Stated problem | Pull out every line below that contains the word "OKRĘGOWA".
## start Given records
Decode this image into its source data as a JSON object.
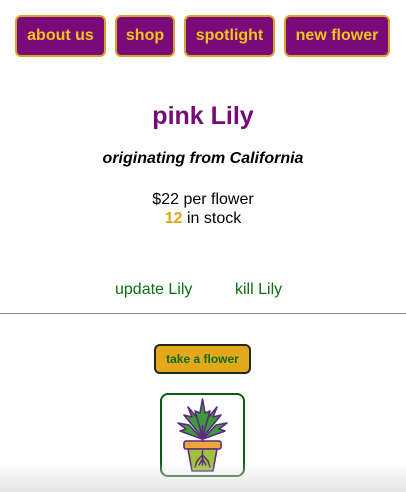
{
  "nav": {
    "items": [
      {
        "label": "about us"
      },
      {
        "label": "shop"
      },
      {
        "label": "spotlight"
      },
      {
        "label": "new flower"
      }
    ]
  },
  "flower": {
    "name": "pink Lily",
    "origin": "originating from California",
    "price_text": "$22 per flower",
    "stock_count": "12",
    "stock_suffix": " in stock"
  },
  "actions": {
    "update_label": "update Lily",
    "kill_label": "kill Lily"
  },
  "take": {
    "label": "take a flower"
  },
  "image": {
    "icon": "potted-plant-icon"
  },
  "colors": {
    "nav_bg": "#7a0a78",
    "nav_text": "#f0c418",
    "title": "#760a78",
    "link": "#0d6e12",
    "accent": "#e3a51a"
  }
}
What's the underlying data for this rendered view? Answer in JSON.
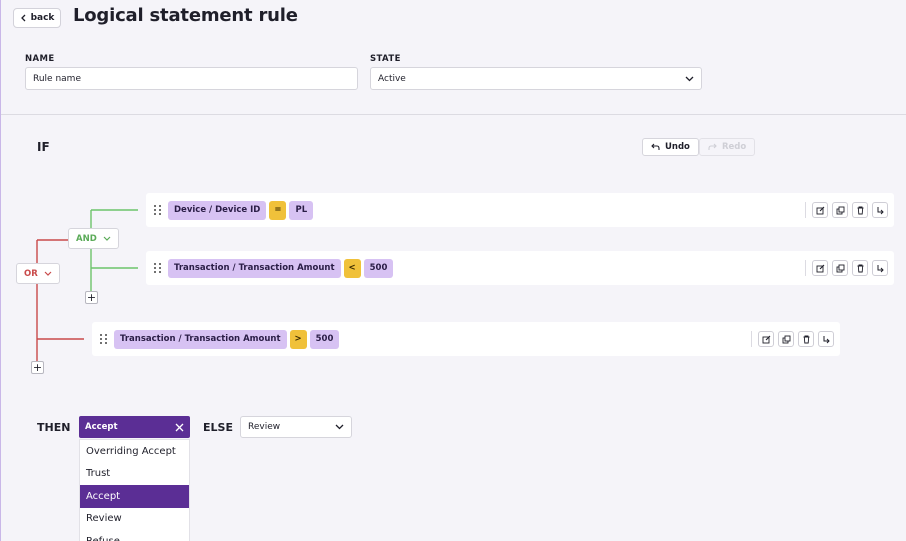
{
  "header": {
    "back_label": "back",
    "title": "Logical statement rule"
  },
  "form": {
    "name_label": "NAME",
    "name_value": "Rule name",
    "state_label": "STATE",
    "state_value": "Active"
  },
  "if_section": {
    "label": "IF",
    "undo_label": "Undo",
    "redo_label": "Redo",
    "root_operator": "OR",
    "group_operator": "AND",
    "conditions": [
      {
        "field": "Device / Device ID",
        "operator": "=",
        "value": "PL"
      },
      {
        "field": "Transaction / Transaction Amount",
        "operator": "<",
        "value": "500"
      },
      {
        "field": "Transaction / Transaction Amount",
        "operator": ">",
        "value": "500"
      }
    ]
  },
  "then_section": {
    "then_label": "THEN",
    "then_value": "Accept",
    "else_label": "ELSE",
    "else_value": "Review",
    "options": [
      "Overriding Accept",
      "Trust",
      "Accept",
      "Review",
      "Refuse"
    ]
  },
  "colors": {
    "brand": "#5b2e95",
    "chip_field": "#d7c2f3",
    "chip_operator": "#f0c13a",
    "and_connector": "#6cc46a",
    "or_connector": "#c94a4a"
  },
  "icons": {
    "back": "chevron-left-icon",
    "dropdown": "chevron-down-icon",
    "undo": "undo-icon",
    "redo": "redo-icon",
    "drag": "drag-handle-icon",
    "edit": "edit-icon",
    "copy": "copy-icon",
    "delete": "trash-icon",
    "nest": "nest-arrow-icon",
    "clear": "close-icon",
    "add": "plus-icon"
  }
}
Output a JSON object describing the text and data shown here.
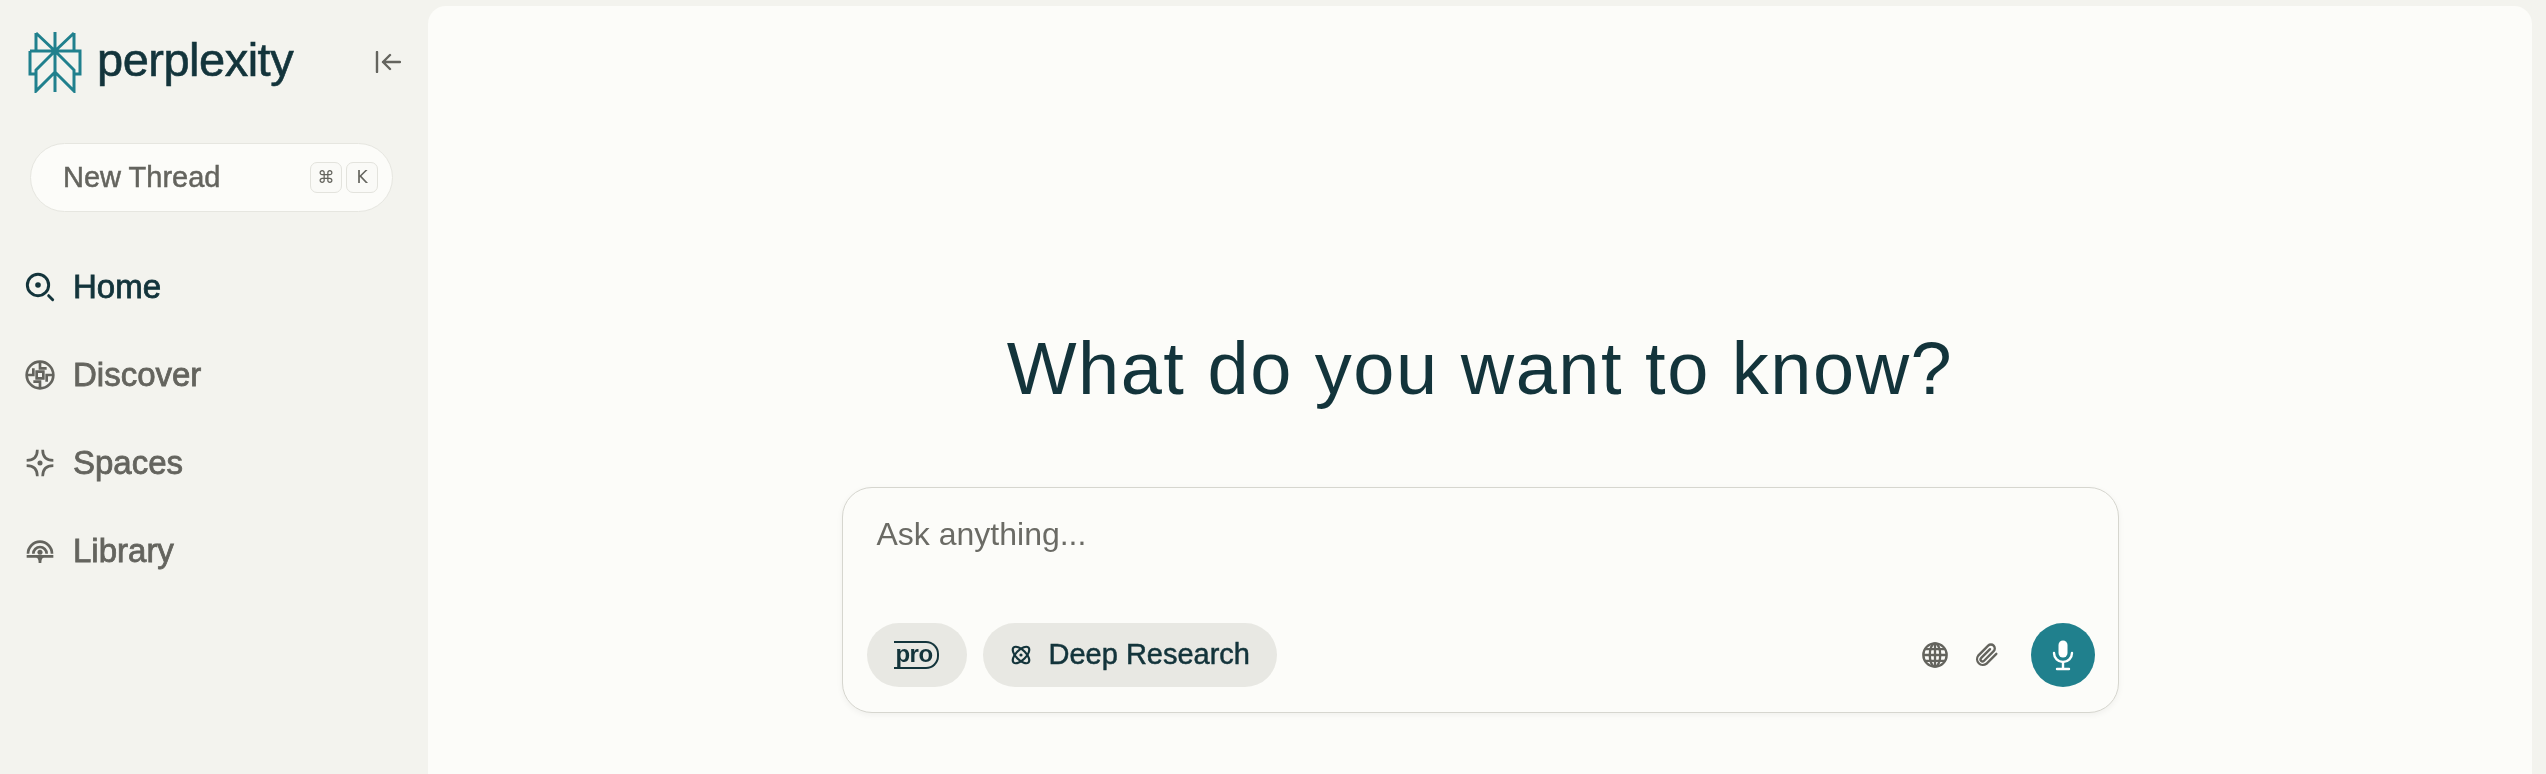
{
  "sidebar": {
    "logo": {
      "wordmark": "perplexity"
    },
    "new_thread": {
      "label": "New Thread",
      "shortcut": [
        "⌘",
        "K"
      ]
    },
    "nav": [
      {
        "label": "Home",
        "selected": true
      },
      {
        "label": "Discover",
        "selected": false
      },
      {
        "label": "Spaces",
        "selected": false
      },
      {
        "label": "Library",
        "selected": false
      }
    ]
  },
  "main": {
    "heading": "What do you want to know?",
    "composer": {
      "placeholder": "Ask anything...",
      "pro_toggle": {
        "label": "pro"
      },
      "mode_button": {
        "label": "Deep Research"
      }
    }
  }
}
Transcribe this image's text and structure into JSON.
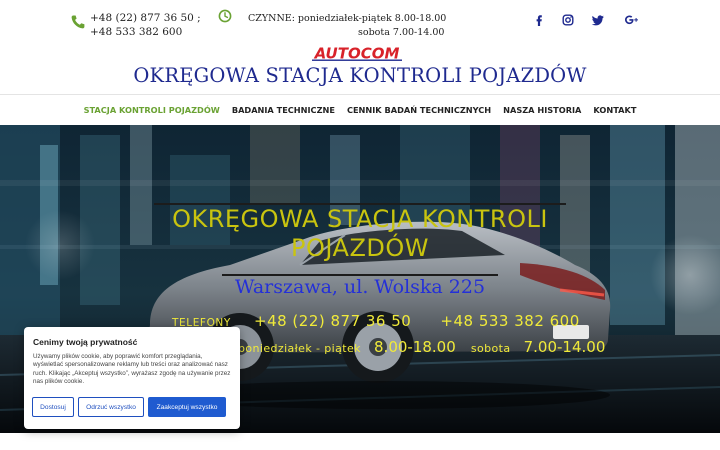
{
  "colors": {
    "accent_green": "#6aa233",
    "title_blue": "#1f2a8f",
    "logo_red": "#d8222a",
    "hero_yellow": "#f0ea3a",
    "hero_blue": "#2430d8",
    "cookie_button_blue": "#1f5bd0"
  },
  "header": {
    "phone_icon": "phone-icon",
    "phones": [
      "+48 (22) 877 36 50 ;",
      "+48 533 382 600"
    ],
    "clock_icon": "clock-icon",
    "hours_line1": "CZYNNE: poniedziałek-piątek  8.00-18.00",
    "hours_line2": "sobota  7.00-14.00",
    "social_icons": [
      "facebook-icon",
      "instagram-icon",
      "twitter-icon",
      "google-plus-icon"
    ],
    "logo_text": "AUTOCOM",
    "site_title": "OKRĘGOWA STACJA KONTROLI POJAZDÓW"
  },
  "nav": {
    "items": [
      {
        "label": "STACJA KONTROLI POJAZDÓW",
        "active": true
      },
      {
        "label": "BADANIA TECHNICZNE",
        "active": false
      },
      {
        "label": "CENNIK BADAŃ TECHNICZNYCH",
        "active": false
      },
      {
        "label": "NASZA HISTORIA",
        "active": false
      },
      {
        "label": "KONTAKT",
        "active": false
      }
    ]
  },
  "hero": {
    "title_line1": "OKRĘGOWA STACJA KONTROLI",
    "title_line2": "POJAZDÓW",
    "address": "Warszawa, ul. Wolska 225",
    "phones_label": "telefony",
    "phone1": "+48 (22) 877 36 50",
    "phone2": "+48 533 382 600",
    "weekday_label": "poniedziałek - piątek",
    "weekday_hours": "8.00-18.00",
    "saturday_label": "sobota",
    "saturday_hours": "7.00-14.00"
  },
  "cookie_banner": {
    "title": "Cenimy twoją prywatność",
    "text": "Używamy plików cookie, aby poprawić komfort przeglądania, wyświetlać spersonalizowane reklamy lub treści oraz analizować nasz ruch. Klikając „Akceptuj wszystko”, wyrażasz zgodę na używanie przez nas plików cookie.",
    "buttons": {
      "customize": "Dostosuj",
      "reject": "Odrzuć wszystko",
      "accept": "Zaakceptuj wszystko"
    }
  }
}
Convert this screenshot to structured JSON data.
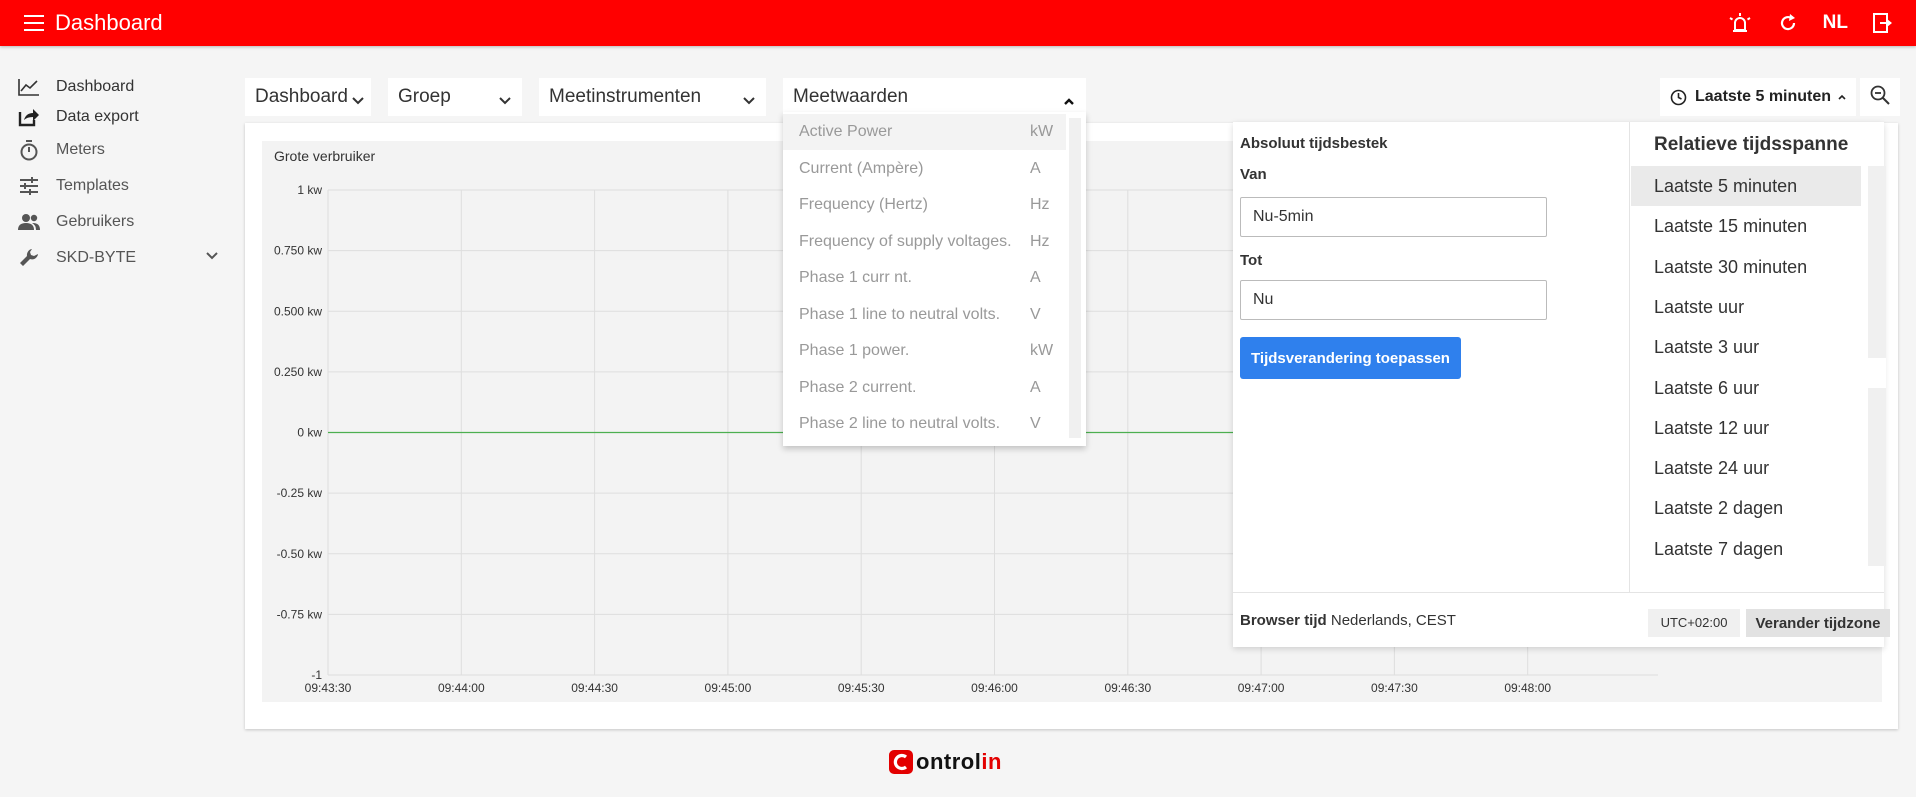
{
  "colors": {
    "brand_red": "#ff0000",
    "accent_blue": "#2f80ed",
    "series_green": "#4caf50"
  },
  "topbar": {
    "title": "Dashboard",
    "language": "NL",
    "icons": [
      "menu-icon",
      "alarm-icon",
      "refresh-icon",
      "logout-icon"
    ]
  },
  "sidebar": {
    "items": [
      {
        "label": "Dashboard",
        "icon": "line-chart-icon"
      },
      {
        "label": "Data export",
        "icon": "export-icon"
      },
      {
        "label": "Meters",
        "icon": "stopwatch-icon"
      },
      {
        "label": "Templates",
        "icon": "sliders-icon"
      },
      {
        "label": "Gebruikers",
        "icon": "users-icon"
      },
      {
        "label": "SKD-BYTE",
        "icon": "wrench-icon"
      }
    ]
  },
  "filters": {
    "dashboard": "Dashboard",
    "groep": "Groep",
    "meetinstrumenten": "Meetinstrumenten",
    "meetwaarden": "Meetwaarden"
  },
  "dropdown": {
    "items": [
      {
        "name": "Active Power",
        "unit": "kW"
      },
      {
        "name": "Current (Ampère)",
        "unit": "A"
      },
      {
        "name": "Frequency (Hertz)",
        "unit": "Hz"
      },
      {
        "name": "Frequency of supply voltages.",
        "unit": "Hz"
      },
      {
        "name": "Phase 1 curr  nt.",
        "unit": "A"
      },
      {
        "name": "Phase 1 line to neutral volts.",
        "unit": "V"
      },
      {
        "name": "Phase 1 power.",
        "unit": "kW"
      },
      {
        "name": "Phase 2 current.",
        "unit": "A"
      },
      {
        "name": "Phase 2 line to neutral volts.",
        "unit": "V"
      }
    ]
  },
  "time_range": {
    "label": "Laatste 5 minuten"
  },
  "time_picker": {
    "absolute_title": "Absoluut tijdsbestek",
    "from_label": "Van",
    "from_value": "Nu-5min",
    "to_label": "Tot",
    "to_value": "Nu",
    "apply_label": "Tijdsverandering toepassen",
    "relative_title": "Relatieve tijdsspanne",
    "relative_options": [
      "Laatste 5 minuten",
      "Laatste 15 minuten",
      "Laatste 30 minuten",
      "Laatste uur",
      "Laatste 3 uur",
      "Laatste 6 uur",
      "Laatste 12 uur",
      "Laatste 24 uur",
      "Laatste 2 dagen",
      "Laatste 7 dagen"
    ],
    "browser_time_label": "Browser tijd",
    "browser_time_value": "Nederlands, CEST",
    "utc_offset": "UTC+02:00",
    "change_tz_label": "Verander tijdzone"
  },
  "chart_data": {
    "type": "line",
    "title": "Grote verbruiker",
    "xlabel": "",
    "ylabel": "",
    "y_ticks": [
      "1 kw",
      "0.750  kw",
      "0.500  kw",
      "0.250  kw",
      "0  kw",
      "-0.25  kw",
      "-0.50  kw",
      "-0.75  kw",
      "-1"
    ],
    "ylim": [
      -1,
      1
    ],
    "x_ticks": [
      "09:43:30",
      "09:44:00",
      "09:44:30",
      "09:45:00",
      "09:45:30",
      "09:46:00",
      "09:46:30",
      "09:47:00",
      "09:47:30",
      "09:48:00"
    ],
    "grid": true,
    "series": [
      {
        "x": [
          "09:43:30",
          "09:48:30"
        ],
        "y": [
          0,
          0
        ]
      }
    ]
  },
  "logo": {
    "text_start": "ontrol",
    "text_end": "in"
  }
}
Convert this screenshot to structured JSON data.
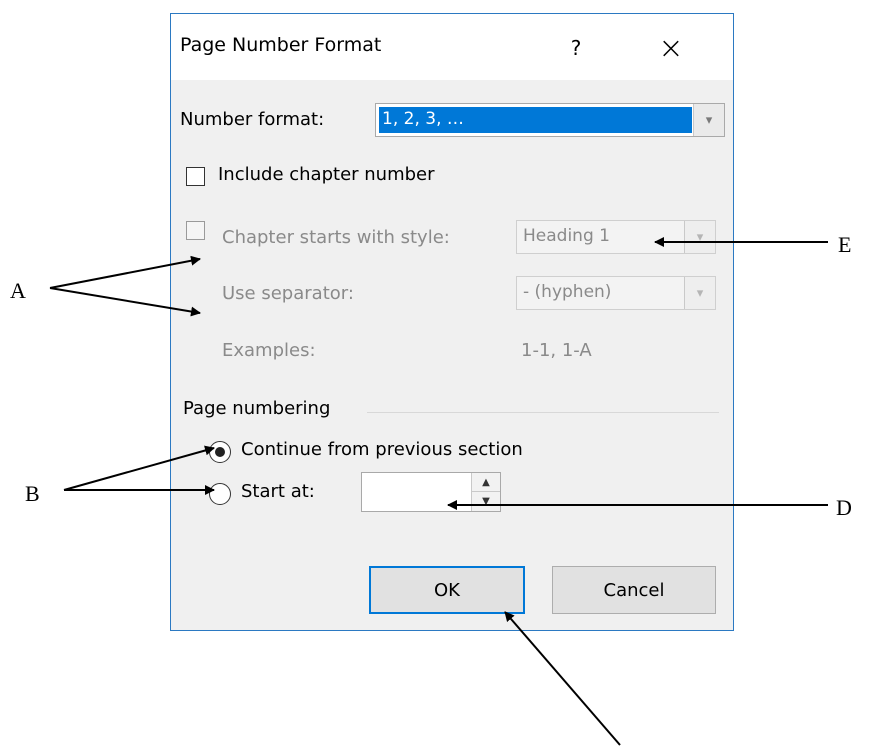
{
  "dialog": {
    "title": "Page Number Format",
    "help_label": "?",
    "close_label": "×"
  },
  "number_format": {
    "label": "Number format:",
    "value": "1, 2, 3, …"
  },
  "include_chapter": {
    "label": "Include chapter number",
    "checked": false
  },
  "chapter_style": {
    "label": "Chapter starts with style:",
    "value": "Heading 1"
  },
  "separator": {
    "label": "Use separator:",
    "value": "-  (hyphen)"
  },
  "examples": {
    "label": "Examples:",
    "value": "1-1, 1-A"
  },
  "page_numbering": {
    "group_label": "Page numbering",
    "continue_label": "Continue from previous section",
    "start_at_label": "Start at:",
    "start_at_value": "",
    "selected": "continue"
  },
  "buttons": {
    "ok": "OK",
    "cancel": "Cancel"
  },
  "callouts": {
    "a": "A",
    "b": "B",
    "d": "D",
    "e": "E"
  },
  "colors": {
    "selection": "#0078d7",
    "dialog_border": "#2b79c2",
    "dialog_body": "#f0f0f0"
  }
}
## end Given records
Response to the exercise |
    "site_title": "OKRĘGOWA STACJA KONTROLI POJAZDÓW"
    "title_line1": "OKRĘGOWA STACJA KONTROLI",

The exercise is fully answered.